**WHAT IS EXPECTED**: Lay out the listing from the line with "Localize all elements." to the line with "- button[interactable]: [21, 64, 58, 70]" as a two-column CSV with the headers input and output. Give one row for each input with its output, putting each in a single quoted field and turning line breaks into spaces.

--- EXTRACTED DATA ---

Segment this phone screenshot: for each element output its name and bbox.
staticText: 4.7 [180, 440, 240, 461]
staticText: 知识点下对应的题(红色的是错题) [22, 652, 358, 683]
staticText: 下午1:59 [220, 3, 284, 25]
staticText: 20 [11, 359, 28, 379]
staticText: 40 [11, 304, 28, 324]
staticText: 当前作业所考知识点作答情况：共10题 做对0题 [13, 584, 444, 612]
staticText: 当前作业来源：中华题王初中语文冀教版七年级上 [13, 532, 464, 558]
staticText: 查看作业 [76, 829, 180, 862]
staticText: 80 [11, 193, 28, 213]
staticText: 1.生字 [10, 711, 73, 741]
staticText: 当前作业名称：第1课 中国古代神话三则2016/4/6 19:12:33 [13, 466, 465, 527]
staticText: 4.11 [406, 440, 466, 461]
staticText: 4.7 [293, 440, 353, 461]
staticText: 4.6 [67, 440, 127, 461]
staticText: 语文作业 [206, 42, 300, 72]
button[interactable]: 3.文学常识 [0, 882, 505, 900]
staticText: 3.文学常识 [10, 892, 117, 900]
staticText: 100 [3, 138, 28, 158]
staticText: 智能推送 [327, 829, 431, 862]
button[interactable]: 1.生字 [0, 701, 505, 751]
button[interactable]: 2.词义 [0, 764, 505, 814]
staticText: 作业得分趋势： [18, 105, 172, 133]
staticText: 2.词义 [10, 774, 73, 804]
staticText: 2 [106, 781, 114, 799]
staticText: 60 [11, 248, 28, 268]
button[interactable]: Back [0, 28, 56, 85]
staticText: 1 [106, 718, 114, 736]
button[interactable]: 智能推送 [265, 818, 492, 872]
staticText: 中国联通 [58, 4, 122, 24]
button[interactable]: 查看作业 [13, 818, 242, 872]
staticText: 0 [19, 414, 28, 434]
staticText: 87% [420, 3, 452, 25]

---
--- EXTRACTED DATA ---

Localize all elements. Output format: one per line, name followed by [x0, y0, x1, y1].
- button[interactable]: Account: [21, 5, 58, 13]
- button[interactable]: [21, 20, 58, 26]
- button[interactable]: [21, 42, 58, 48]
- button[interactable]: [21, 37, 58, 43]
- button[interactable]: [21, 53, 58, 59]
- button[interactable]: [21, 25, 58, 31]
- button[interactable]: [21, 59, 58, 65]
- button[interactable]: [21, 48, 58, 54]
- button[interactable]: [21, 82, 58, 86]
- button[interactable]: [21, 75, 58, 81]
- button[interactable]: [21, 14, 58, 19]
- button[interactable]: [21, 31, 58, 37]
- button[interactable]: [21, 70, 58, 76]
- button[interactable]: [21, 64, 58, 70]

---
--- EXTRACTED DATA ---

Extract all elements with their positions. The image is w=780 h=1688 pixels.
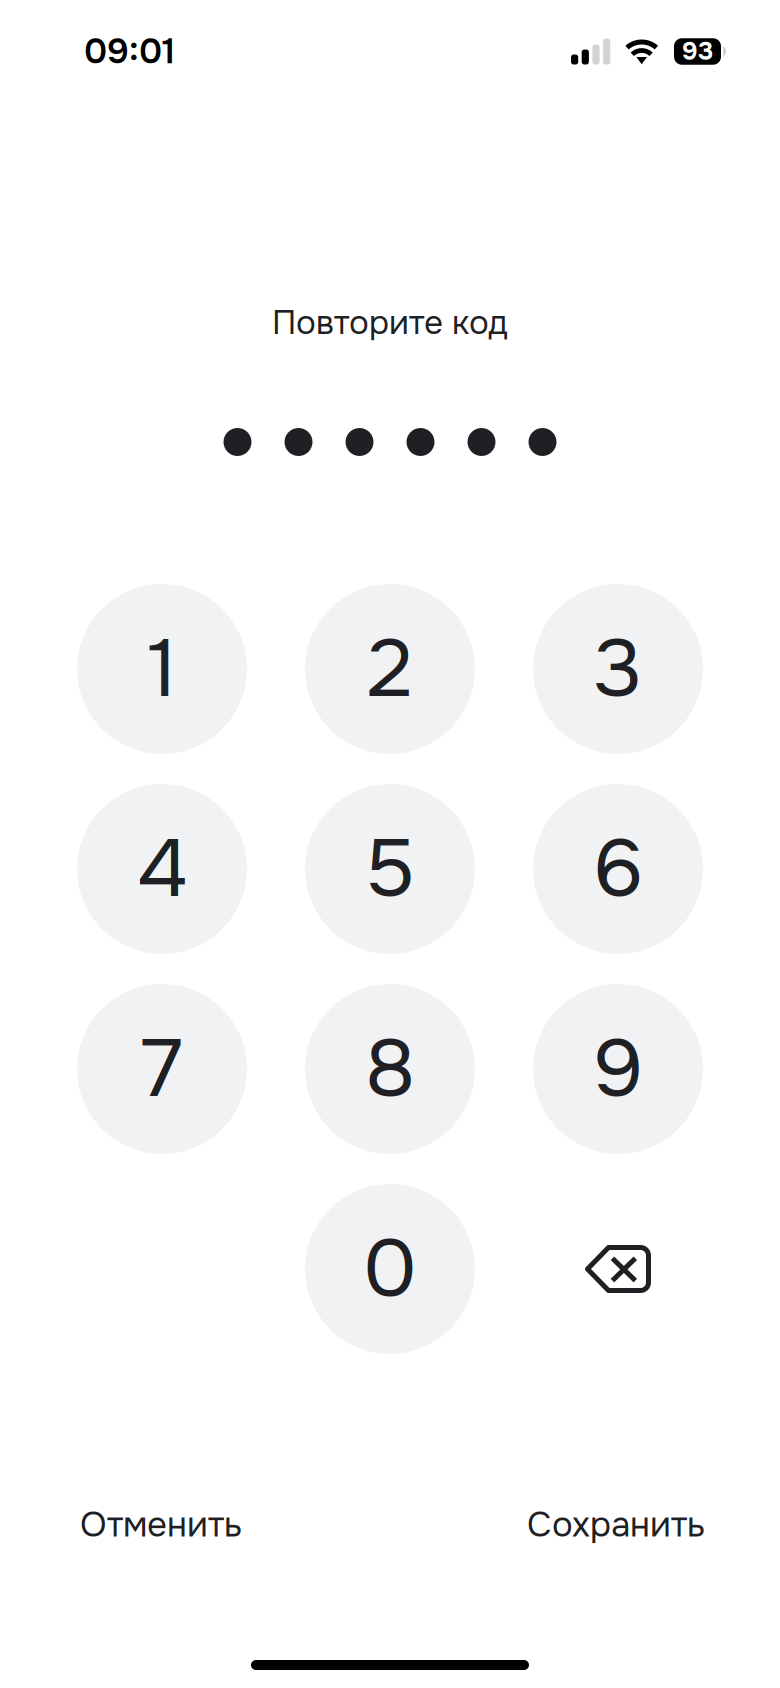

---

**THE RESPONSE**:
input,output
"Localize all elements. Output format: one per line, name followed by [x0, y0, x1, y1].","- button[interactable]: Account: [21, 5, 58, 13] - button[interactable]: [21, 20, 58, 26] - button[interactable]: [21, 42, 58, 48] - button[interactable]: [21, 37, 58, 43] - button[interactable]: [21, 53, 58, 59] - button[interactable]: [21, 25, 58, 31] - button[interactable]: [21, 59, 58, 65] - button[interactable]: [21, 48, 58, 54] - button[interactable]: [21, 82, 58, 86] - button[interactable]: [21, 75, 58, 81] - button[interactable]: [21, 14, 58, 19] - button[interactable]: [21, 31, 58, 37] - button[interactable]: [21, 70, 58, 76] - button[interactable]: [21, 64, 58, 70]"